=== Dataset content ===

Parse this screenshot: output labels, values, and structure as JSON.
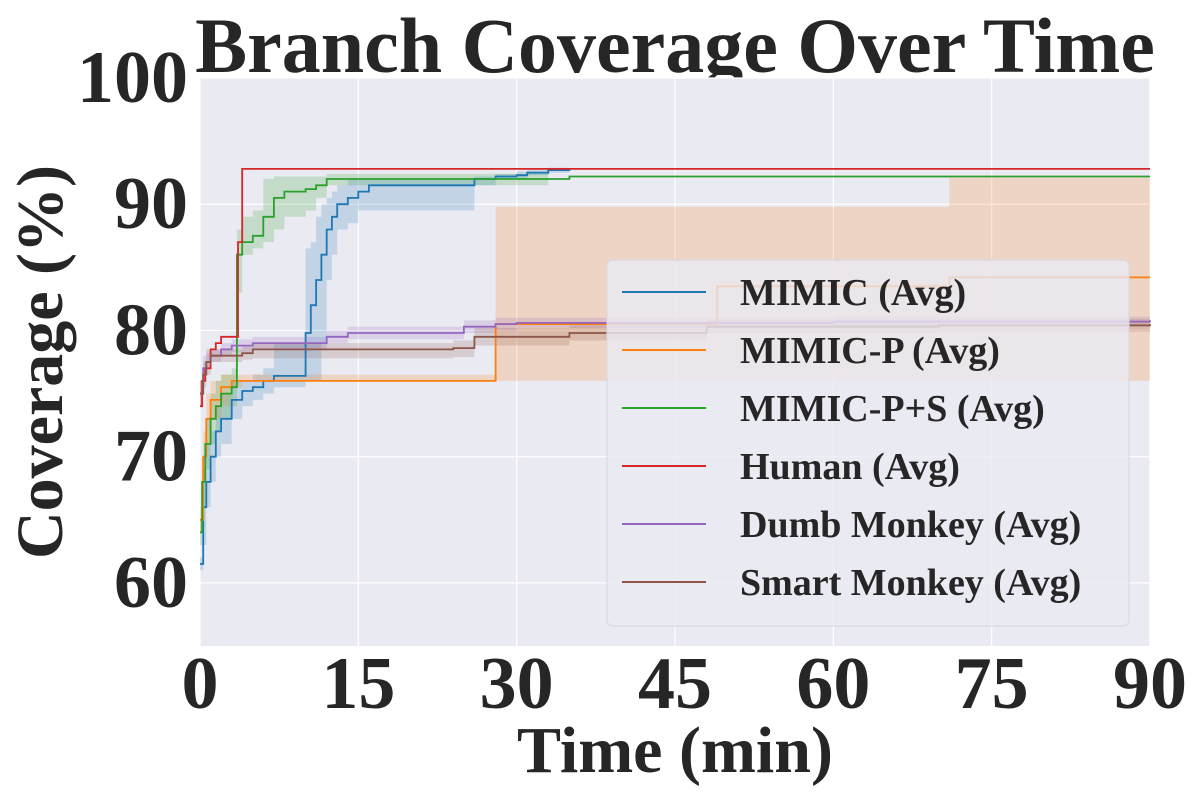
{
  "chart_data": {
    "type": "line",
    "title": "Branch Coverage Over Time",
    "xlabel": "Time (min)",
    "ylabel": "Coverage (%)",
    "xlim": [
      0,
      90
    ],
    "ylim": [
      55,
      100
    ],
    "xticks": [
      "0",
      "15",
      "30",
      "45",
      "60",
      "75",
      "90"
    ],
    "yticks": [
      "60",
      "70",
      "80",
      "90",
      "100"
    ],
    "grid": true,
    "legend_position": "center-right",
    "background_color": "#eaeaf2",
    "series": [
      {
        "name": "MIMIC (Avg)",
        "color": "#1f77b4",
        "x": [
          0,
          0.3,
          0.6,
          1,
          1.5,
          2,
          3,
          4,
          5,
          6,
          7,
          10,
          10.5,
          11,
          11.5,
          12,
          12.5,
          13,
          14,
          15,
          16,
          17,
          19,
          21,
          24,
          26,
          28,
          30,
          31,
          33,
          35
        ],
        "y": [
          61.5,
          66,
          68,
          70,
          72,
          73,
          74.5,
          75.2,
          75.5,
          76,
          76.4,
          79.8,
          82,
          84,
          86,
          88,
          89,
          90,
          90.5,
          91,
          91.5,
          91.5,
          91.5,
          91.5,
          91.5,
          92,
          92.2,
          92.3,
          92.5,
          92.7,
          92.8
        ],
        "band_low": [
          61,
          63,
          66,
          68,
          70,
          71,
          73,
          74,
          74.5,
          75,
          75.5,
          76,
          76,
          76,
          79,
          84,
          86,
          88,
          88.5,
          89.5,
          89.5,
          89.5,
          89.5,
          89.5,
          89.5,
          91.5,
          92,
          92,
          92.3,
          92.5,
          92.6
        ],
        "band_high": [
          62,
          69,
          71,
          72,
          74,
          75,
          76,
          76,
          76.5,
          77,
          79,
          86.5,
          87,
          89,
          90,
          90.5,
          91,
          91.5,
          92,
          92,
          92,
          92,
          92,
          92,
          92,
          92.2,
          92.4,
          92.6,
          92.7,
          92.9,
          93
        ]
      },
      {
        "name": "MIMIC-P (Avg)",
        "color": "#ff7f0e",
        "x": [
          0,
          0.3,
          0.6,
          1,
          2,
          3,
          4,
          27.5,
          28,
          48,
          49,
          70,
          71,
          90
        ],
        "y": [
          65,
          70,
          73,
          74.5,
          75.5,
          76,
          76,
          76,
          80.5,
          80.5,
          83.5,
          83.5,
          84.2,
          84.2
        ],
        "band_low": [
          64,
          68,
          71,
          73,
          74,
          75.5,
          76,
          76,
          76,
          76,
          76,
          76,
          76,
          76
        ],
        "band_high": [
          66,
          72,
          75,
          76,
          76.5,
          76.5,
          76.5,
          76.5,
          89.8,
          89.8,
          89.8,
          89.8,
          92.1,
          92.1
        ]
      },
      {
        "name": "MIMIC-P+S (Avg)",
        "color": "#2ca02c",
        "x": [
          0,
          0.2,
          0.5,
          1,
          1.5,
          2,
          3,
          3.5,
          4,
          5,
          6,
          7,
          8,
          10,
          11,
          12,
          15,
          20,
          25,
          30,
          35,
          90
        ],
        "y": [
          64,
          68,
          71,
          73,
          74,
          75,
          75.5,
          86,
          87,
          87.5,
          89,
          90.5,
          91,
          91.2,
          91.5,
          92,
          92,
          92,
          92,
          92,
          92.2,
          92.2
        ],
        "band_low": [
          63,
          66,
          69,
          71,
          72,
          73,
          74,
          83,
          86,
          86.5,
          87,
          88,
          89,
          89.5,
          90.5,
          91.5,
          91.5,
          91.5,
          91.5,
          91.5,
          92,
          92.2
        ],
        "band_high": [
          65,
          70,
          73,
          75,
          76,
          76.5,
          77,
          88,
          89,
          89.5,
          92,
          92.2,
          92.2,
          92.2,
          92.2,
          92.4,
          92.4,
          92.4,
          92.4,
          92.4,
          92.4,
          92.4
        ],
        "band_end": 33
      },
      {
        "name": "Human (Avg)",
        "color": "#d62728",
        "x": [
          0,
          0.2,
          0.5,
          1,
          1.5,
          2,
          3,
          3.6,
          4,
          90
        ],
        "y": [
          74,
          76,
          77,
          78.5,
          79,
          79.5,
          79.5,
          87,
          92.8,
          92.8
        ]
      },
      {
        "name": "Dumb Monkey (Avg)",
        "color": "#9467bd",
        "x": [
          0,
          0.3,
          0.6,
          1,
          2,
          3,
          5,
          8,
          10,
          12,
          14,
          17,
          20,
          25,
          28,
          30,
          35,
          40,
          45,
          50,
          60,
          70,
          80,
          90
        ],
        "y": [
          75,
          77,
          77.5,
          78,
          78.5,
          78.8,
          79,
          79,
          79,
          79.5,
          79.8,
          79.8,
          79.8,
          80.3,
          80.5,
          80.6,
          80.6,
          80.6,
          80.6,
          80.6,
          80.7,
          80.7,
          80.7,
          80.8
        ],
        "band_low": [
          74,
          76,
          77,
          77.5,
          78,
          78.3,
          78.5,
          78.5,
          78.5,
          79,
          79.3,
          79.3,
          79.3,
          79.8,
          80,
          80.2,
          80.2,
          80.2,
          80.2,
          80.2,
          80.3,
          80.3,
          80.3,
          80.4
        ],
        "band_high": [
          76,
          78,
          78.2,
          78.5,
          79,
          79.3,
          79.5,
          79.5,
          79.5,
          80,
          80.3,
          80.3,
          80.3,
          80.8,
          81,
          81,
          81,
          81,
          81,
          81,
          81.1,
          81.1,
          81.1,
          81.2
        ]
      },
      {
        "name": "Smart Monkey (Avg)",
        "color": "#8c564b",
        "x": [
          0,
          0.3,
          0.6,
          1,
          2,
          3,
          4,
          5,
          8,
          12,
          15,
          20,
          24,
          26,
          30,
          35,
          40,
          45,
          48,
          50,
          60,
          70,
          80,
          90
        ],
        "y": [
          75,
          76.5,
          77.5,
          78,
          78,
          78,
          78.2,
          78.5,
          78.5,
          78.5,
          78.5,
          78.5,
          78.6,
          79.5,
          79.5,
          79.8,
          79.8,
          79.8,
          80.3,
          80.3,
          80.3,
          80.4,
          80.4,
          80.5
        ],
        "band_low": [
          74,
          75.5,
          76.5,
          77.5,
          77.5,
          77.5,
          77.7,
          77.8,
          77.8,
          77.8,
          77.8,
          77.8,
          77.9,
          78.8,
          78.8,
          79.2,
          79.2,
          79.2,
          79.8,
          79.8,
          79.8,
          79.9,
          79.9,
          80
        ],
        "band_high": [
          76,
          77.5,
          78.5,
          78.5,
          78.5,
          78.5,
          78.7,
          79,
          79,
          79,
          79,
          79,
          79.2,
          80.2,
          80.2,
          80.4,
          80.4,
          80.4,
          80.8,
          80.8,
          80.8,
          80.9,
          80.9,
          81
        ]
      }
    ]
  }
}
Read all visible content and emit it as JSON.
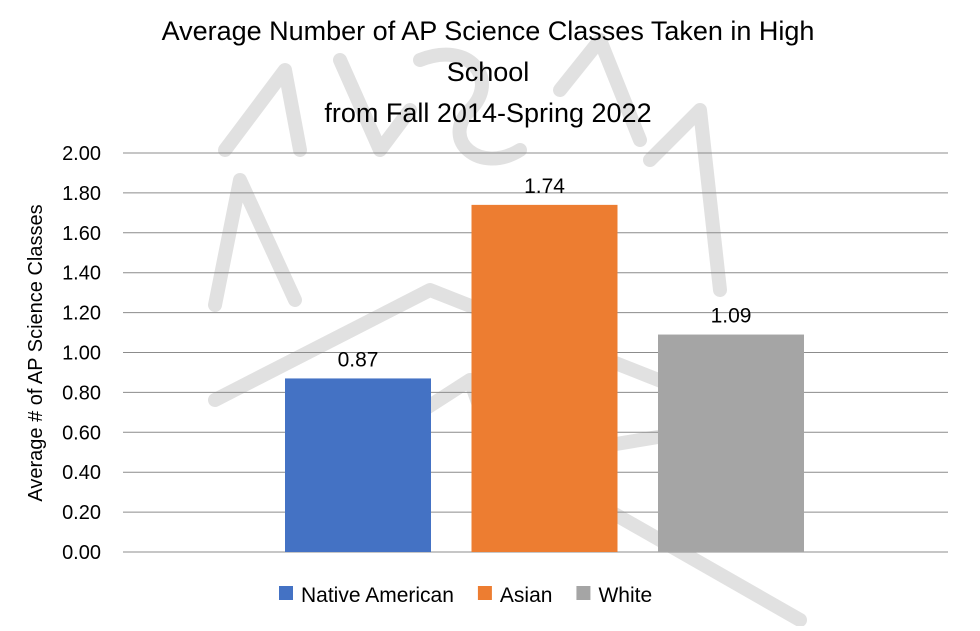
{
  "chart_data": {
    "type": "bar",
    "title_lines": [
      "Average Number of AP Science Classes Taken in High",
      "School",
      "from Fall 2014-Spring 2022"
    ],
    "xlabel": "",
    "ylabel": "Average # of AP Science Classes",
    "ylim": [
      0,
      2.0
    ],
    "ytick_step": 0.2,
    "ytick_decimals": 2,
    "grid": true,
    "legend_position": "bottom",
    "series": [
      {
        "name": "Native American",
        "value": 0.87,
        "label": "0.87",
        "color": "#4472c4"
      },
      {
        "name": "Asian",
        "value": 1.74,
        "label": "1.74",
        "color": "#ed7d31"
      },
      {
        "name": "White",
        "value": 1.09,
        "label": "1.09",
        "color": "#a5a5a5"
      }
    ]
  },
  "watermark": {
    "text": "NASA"
  }
}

===

Reproduce word for word only the lines between the line containing "Read all visible content and emit it as JSON." and the end of the listing above, both included, and drop any pictures.

• _Complete output_
Read all visible content and emit it as JSON.
{
  "chart_data": {
    "type": "bar",
    "title_lines": [
      "Average Number of AP Science Classes Taken in High",
      "School",
      "from Fall 2014-Spring 2022"
    ],
    "xlabel": "",
    "ylabel": "Average # of AP Science Classes",
    "ylim": [
      0,
      2.0
    ],
    "ytick_step": 0.2,
    "ytick_decimals": 2,
    "grid": true,
    "legend_position": "bottom",
    "series": [
      {
        "name": "Native American",
        "value": 0.87,
        "label": "0.87",
        "color": "#4472c4"
      },
      {
        "name": "Asian",
        "value": 1.74,
        "label": "1.74",
        "color": "#ed7d31"
      },
      {
        "name": "White",
        "value": 1.09,
        "label": "1.09",
        "color": "#a5a5a5"
      }
    ]
  },
  "watermark": {
    "text": "NASA"
  }
}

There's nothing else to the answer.